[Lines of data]
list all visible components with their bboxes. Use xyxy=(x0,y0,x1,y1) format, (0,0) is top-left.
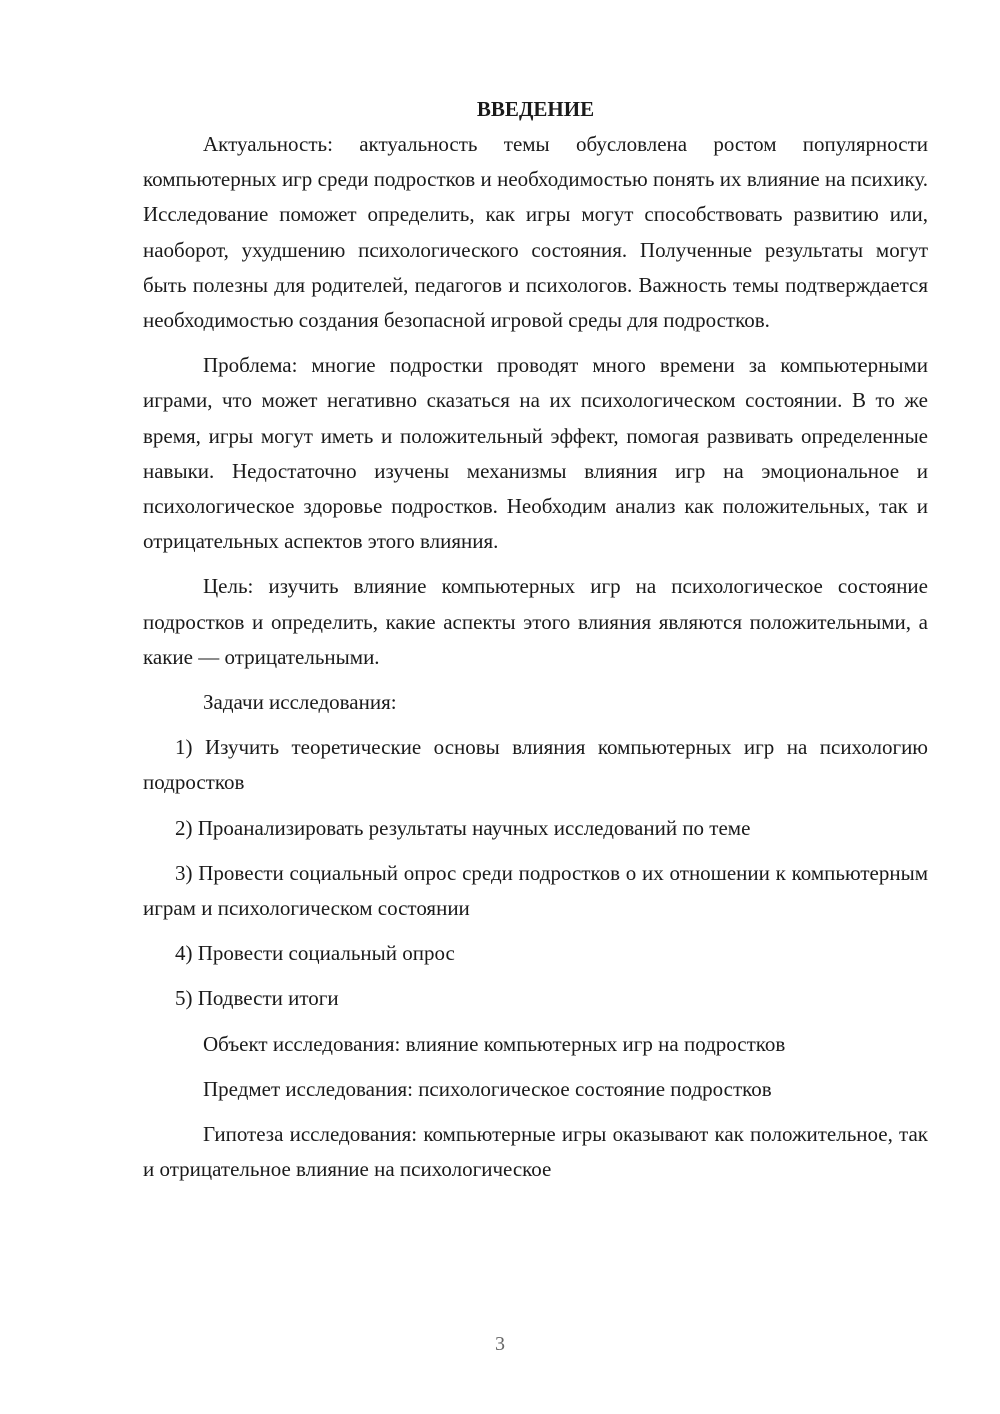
task-item: 3) Провести социальный опрос среди подростков о их отношении к компьютерным играм и психологическом состоянии xyxy=(143,860,928,921)
relevance-paragraph: Актуальность: актуальность темы обусловлена ростом популярности компьютерных игр среди подростков и необходимостью понять их влияние на психику. Исследование поможет определить, как игры могут способствовать развитию или, наоборот, ухудшению психологического состояния. Полученные результаты могут быть полезны для родителей, педагогов и психологов. Важность темы подтверждается необходимостью создания безопасной игровой среды для подростков. xyxy=(143,132,928,333)
problem-paragraph: Проблема: многие подростки проводят много времени за компьютерными играми, что может негативно сказаться на их психологическом состоянии. В то же время, игры могут иметь и положительный эффект, помогая развивать определенные навыки. Недостаточно изучены механизмы влияния игр на эмоциональное и психологическое здоровье подростков. Необходим анализ как положительных, так и отрицательных аспектов этого влияния. xyxy=(143,353,928,554)
task-item: 4) Провести социальный опрос xyxy=(175,941,455,966)
subject-paragraph: Предмет исследования: психологическое состояние подростков xyxy=(203,1076,772,1101)
page-title: ВВЕДЕНИЕ xyxy=(476,97,595,121)
document-page xyxy=(143,92,928,1187)
tasks-heading: Задачи исследования: xyxy=(203,690,397,715)
object-paragraph: Объект исследования: влияние компьютерных игр на подростков xyxy=(203,1031,786,1056)
task-item: 1) Изучить теоретические основы влияния компьютерных игр на психологию подростков xyxy=(143,735,928,795)
task-item: 2) Проанализировать результаты научных исследований по теме xyxy=(175,815,751,840)
page-number: 3 xyxy=(495,1333,505,1355)
goal-paragraph: Цель: изучить влияние компьютерных игр на психологическое состояние подростков и определить, какие аспекты этого влияния являются положительными, а какие — отрицательными. xyxy=(143,574,928,669)
task-item: 5) Подвести итоги xyxy=(175,986,339,1011)
hypothesis-paragraph: Гипотеза исследования: компьютерные игры оказывают как положительное, так и отрицательное влияние на психологическое xyxy=(143,1122,928,1182)
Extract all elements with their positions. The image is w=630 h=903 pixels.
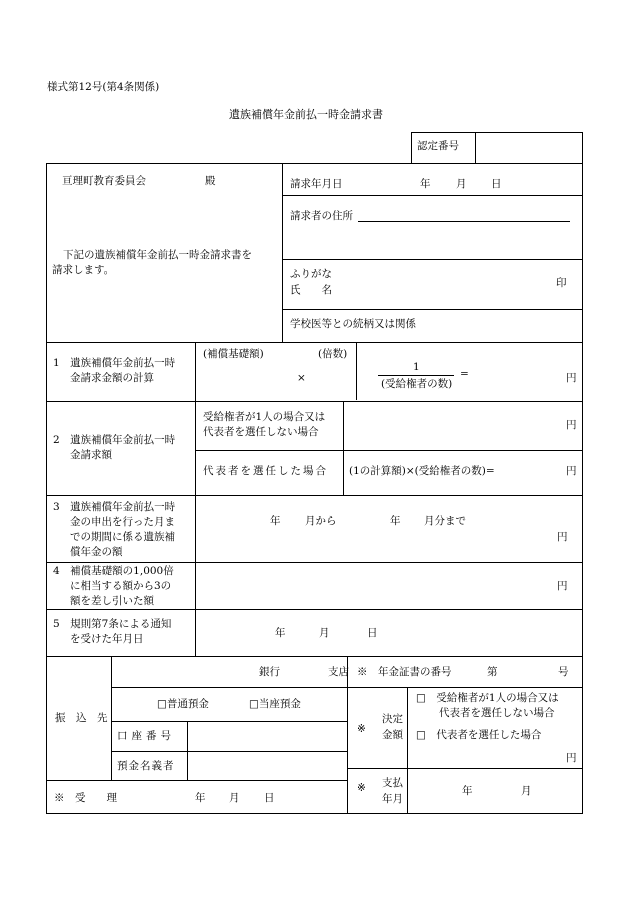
request-date-year[interactable]: 年 [420,178,431,190]
section2-case-a-line2: 代表者を選任しない場合 [203,426,319,438]
section1-fraction-bar [378,375,454,376]
section2-case-a-line1: 受給権者が1人の場合又は [203,411,326,423]
payment-mark: ※ [357,782,366,794]
pension-cert-suffix: 号 [558,666,569,678]
section3-to-year[interactable]: 年 [390,515,401,527]
section1-equals: = [460,368,469,380]
section2-yen-b: 円 [566,465,577,477]
section5-label-line2: を受けた年月日 [70,633,144,645]
decision-option1-line2: 代表者を選任しない場合 [439,707,555,719]
section4-label-line1: 4 補償基礎額の1,000倍 [53,565,174,577]
decision-mark: ※ [357,723,366,735]
section5-month[interactable]: 月 [319,627,330,639]
address-label: 請求者の住所 [290,210,353,222]
request-text-line2: 請求します。 [52,264,115,276]
section3-from-month[interactable]: 月から [305,515,337,527]
request-date-day[interactable]: 日 [491,178,502,190]
receipt-label: ※ 受 理 [54,792,117,804]
deposit-current-checkbox[interactable]: □当座預金 [249,698,301,710]
section3-from-year[interactable]: 年 [270,515,281,527]
name-label: 氏 名 [290,284,332,296]
section3-label-line1: 3 遺族補償年金前払一時 [53,501,176,513]
addressee: 亘理町教育委員会 [62,175,146,187]
section3-label-line2: 金の申出を行った月ま [70,516,175,528]
section1-numerator: 1 [413,361,420,373]
relation-label: 学校医等との続柄又は関係 [290,318,416,330]
pension-cert-label: ※ 年金証書の番号 [357,666,452,678]
certification-label: 認定番号 [417,140,459,152]
section3-to-month[interactable]: 月分まで [424,515,466,527]
receipt-year[interactable]: 年 [195,792,206,804]
request-date-month[interactable]: 月 [456,178,467,190]
section2-yen-a: 円 [566,419,577,431]
section4-label-line2: に相当する額から3の [70,580,172,592]
account-number-label: 口座番号 [117,730,175,742]
section1-label-line1: 1 遺族補償年金前払一時 [53,357,176,369]
section1-times: × [297,372,306,384]
deposit-ordinary-checkbox[interactable]: □普通預金 [157,698,209,710]
decision-label-line1: 決定 [382,713,403,725]
account-holder-label: 預金名義者 [117,760,175,772]
section4-label-line3: 額を差し引いた額 [70,595,154,607]
receipt-month[interactable]: 月 [229,792,240,804]
section4-yen: 円 [557,580,568,592]
section1-label-line2: 金請求金額の計算 [70,372,154,384]
transfer-label: 振 込 先 [55,712,108,724]
payment-label-line1: 支払 [382,777,403,789]
section1-base-label: (補償基礎額) [203,348,264,360]
request-text-line1: 下記の遺族補償年金前払一時金請求書を [63,249,252,261]
section5-year[interactable]: 年 [275,627,286,639]
page-title: 遺族補償年金前払一時金請求書 [229,108,383,121]
section2-label-line1: 2 遺族補償年金前払一時 [53,434,176,446]
decision-option1-line1[interactable]: □ 受給権者が1人の場合又は [416,692,559,704]
payment-month[interactable]: 月 [521,785,532,797]
section5-label-line1: 5 規則第7条による通知 [53,618,172,630]
section1-denominator: (受給権者の数) [381,378,453,390]
request-date-label: 請求年月日 [290,178,343,190]
section1-multiplier-label: (倍数) [318,348,348,360]
payment-year[interactable]: 年 [462,785,473,797]
form-number: 様式第12号(第4条関係) [47,81,160,93]
section5-day[interactable]: 日 [367,627,378,639]
bank-label: 銀行 [259,666,280,678]
section3-label-line4: 償年金の額 [70,546,123,558]
branch-label: 支店 [328,666,349,678]
pension-cert-prefix: 第 [487,666,498,678]
furigana-label: ふりがな [290,268,332,280]
address-field[interactable] [358,221,570,222]
decision-yen: 円 [566,752,577,764]
section2-label-line2: 金請求額 [70,449,112,461]
section2-formula: (1の計算額)×(受給権者の数)= [349,465,495,477]
section2-case-b: 代表者を選任した場合 [203,465,328,477]
section3-yen: 円 [557,531,568,543]
addressee-honorific: 殿 [205,175,216,187]
decision-option2[interactable]: □ 代表者を選任した場合 [416,729,542,741]
payment-label-line2: 年月 [382,793,403,805]
section1-yen: 円 [566,372,577,384]
seal-mark: 印 [556,277,567,289]
decision-label-line2: 金額 [382,729,403,741]
section3-label-line3: での期間に係る遺族補 [70,531,175,543]
receipt-day[interactable]: 日 [264,792,275,804]
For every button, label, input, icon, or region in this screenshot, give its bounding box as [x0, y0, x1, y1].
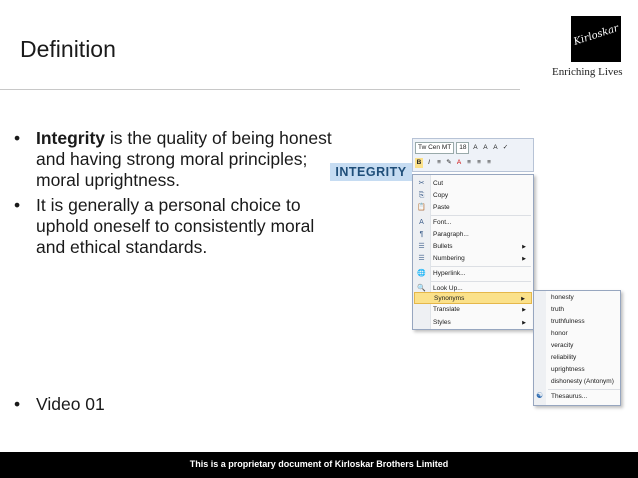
menu-label: Font... [433, 219, 452, 226]
synonym-item[interactable]: reliability [551, 354, 577, 361]
format-painter-icon[interactable]: ✓ [502, 143, 509, 151]
submenu-arrow-icon: ▶ [521, 296, 525, 302]
selected-word: INTEGRITY [330, 163, 412, 181]
brand-tagline: Enriching Lives [552, 66, 623, 78]
bullets-icon[interactable]: ≡ [487, 158, 491, 166]
menu-item-styles[interactable] [414, 317, 532, 329]
menu-label: Cut [433, 180, 444, 187]
footer-text: This is a proprietary document of Kirloskar Brothers Limited [189, 459, 449, 469]
synonym-item[interactable]: truthfulness [551, 318, 585, 325]
synonym-item[interactable]: uprightness [551, 366, 585, 373]
menu-label: Paragraph... [433, 231, 469, 238]
synonym-item-antonym[interactable]: dishonesty (Antonym) [551, 378, 614, 385]
slide-title: Definition [20, 36, 116, 62]
definition-bullets [12, 128, 342, 262]
synonyms-submenu [533, 290, 621, 406]
font-icon: A [419, 219, 424, 226]
align-center-icon[interactable]: ≡ [437, 158, 441, 166]
decrease-indent-icon[interactable]: ≡ [467, 158, 471, 166]
menu-label: Synonyms [434, 295, 465, 302]
brand-logo [571, 16, 621, 62]
footer-bar [0, 452, 638, 478]
thesaurus-item[interactable]: Thesaurus... [551, 393, 588, 400]
menu-item-numbering[interactable] [414, 253, 532, 265]
mini-toolbar [412, 138, 534, 172]
styles-icon[interactable]: A [493, 143, 498, 151]
submenu-separator [548, 389, 620, 390]
video-bullet[interactable]: • Video 01 [12, 394, 105, 415]
cut-icon: ✂ [418, 180, 425, 187]
bold-icon[interactable]: B [416, 158, 422, 166]
menu-label: Look Up... [433, 285, 463, 292]
font-size-box[interactable]: 18 [456, 142, 469, 154]
copy-icon: ⎘ [418, 192, 425, 199]
submenu-arrow-icon: ▶ [522, 320, 526, 326]
globe-icon: 🌐 [417, 270, 426, 277]
bullet-1-text: is the quality of being honest and having strong moral principles; moral uprightness. [36, 128, 332, 190]
context-menu [412, 174, 534, 330]
menu-item-paragraph[interactable] [414, 229, 532, 241]
submenu-arrow-icon: ▶ [522, 307, 526, 313]
magnifier-icon: 🔍 [417, 285, 426, 292]
grow-font-icon[interactable]: A [473, 143, 478, 151]
bullet-item-2: • It is generally a personal choice to uphold oneself to consistently moral and ethical standards. [12, 195, 342, 258]
menu-label: Translate [433, 306, 460, 313]
menu-label: Bullets [433, 243, 453, 250]
synonym-item[interactable]: honesty [551, 294, 574, 301]
menu-item-translate[interactable] [414, 304, 532, 316]
bullets-list-icon: ☰ [418, 243, 425, 250]
menu-separator [431, 215, 531, 216]
menu-item-copy[interactable] [414, 190, 532, 202]
menu-separator [431, 266, 531, 267]
title-divider [0, 89, 520, 90]
italic-icon[interactable]: I [428, 158, 430, 166]
submenu-gutter [534, 291, 546, 405]
menu-item-cut[interactable] [414, 178, 532, 190]
menu-item-paste[interactable] [414, 202, 532, 214]
menu-label: Paste [433, 204, 450, 211]
font-color-icon[interactable]: A [456, 158, 462, 166]
menu-item-bullets[interactable] [414, 241, 532, 253]
menu-label: Numbering [433, 255, 465, 262]
submenu-arrow-icon: ▶ [522, 244, 526, 250]
synonym-item[interactable]: honor [551, 330, 568, 337]
shrink-font-icon[interactable]: A [483, 143, 488, 151]
bullet-item-1 [12, 128, 342, 191]
paragraph-icon: ¶ [419, 231, 424, 238]
menu-item-font[interactable] [414, 217, 532, 229]
menu-separator [431, 281, 531, 282]
menu-item-synonyms[interactable] [414, 292, 532, 304]
highlight-icon[interactable]: ✎ [446, 158, 452, 166]
submenu-arrow-icon: ▶ [522, 256, 526, 262]
numbering-icon: ☰ [418, 255, 425, 262]
menu-label: Hyperlink... [433, 270, 466, 277]
menu-label: Styles [433, 319, 451, 326]
menu-item-hyperlink[interactable] [414, 268, 532, 280]
paste-icon: 📋 [417, 204, 426, 211]
thesaurus-icon: ☯ [536, 391, 544, 400]
font-name-box[interactable]: Tw Cen MT [415, 142, 454, 154]
synonym-item[interactable]: veracity [551, 342, 574, 349]
increase-indent-icon[interactable]: ≡ [477, 158, 481, 166]
brand-logo-text: Kirloskar [572, 22, 621, 48]
bullet-1-bold: Integrity [36, 128, 106, 148]
menu-label: Copy [433, 192, 449, 199]
synonym-item[interactable]: truth [551, 306, 565, 313]
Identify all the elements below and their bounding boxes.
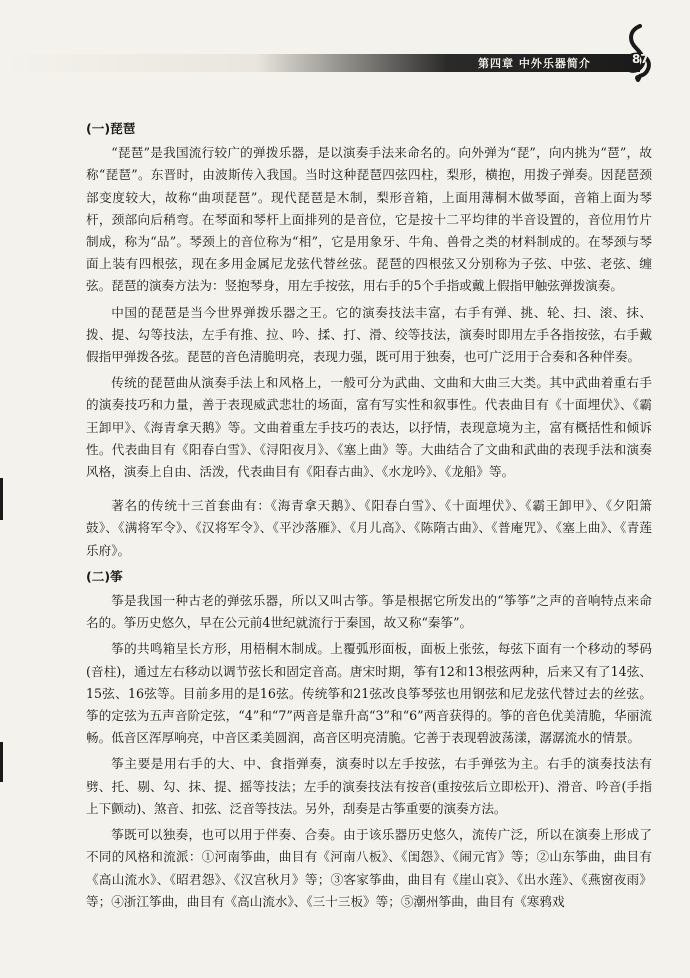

◆ EXERCISE INSTRUCTIONS ◆
Return every line in the items above that contains the word "могут".

◆ EXERCISE RESPONSE ◆
relevance-paragraph: Актуальность: актуальность темы обусловлена ростом популярности компьютерных игр среди подростков и необходимостью понять их влияние на психику. Исследование поможет определить, как игры могут способствовать развитию или, наоборот, ухудшению психологического состояния. Полученные результаты могут быть полезны для родителей, педагогов и психологов. Важность темы подтверждается необходимостью создания безопасной игровой среды для подростков. xyxy=(143,132,928,333)
problem-paragraph: Проблема: многие подростки проводят много времени за компьютерными играми, что может негативно сказаться на их психологическом состоянии. В то же время, игры могут иметь и положительный эффект, помогая развивать определенные навыки. Недостаточно изучены механизмы влияния игр на эмоциональное и психологическое здоровье подростков. Необходим анализ как положительных, так и отрицательных аспектов этого влияния. xyxy=(143,353,928,554)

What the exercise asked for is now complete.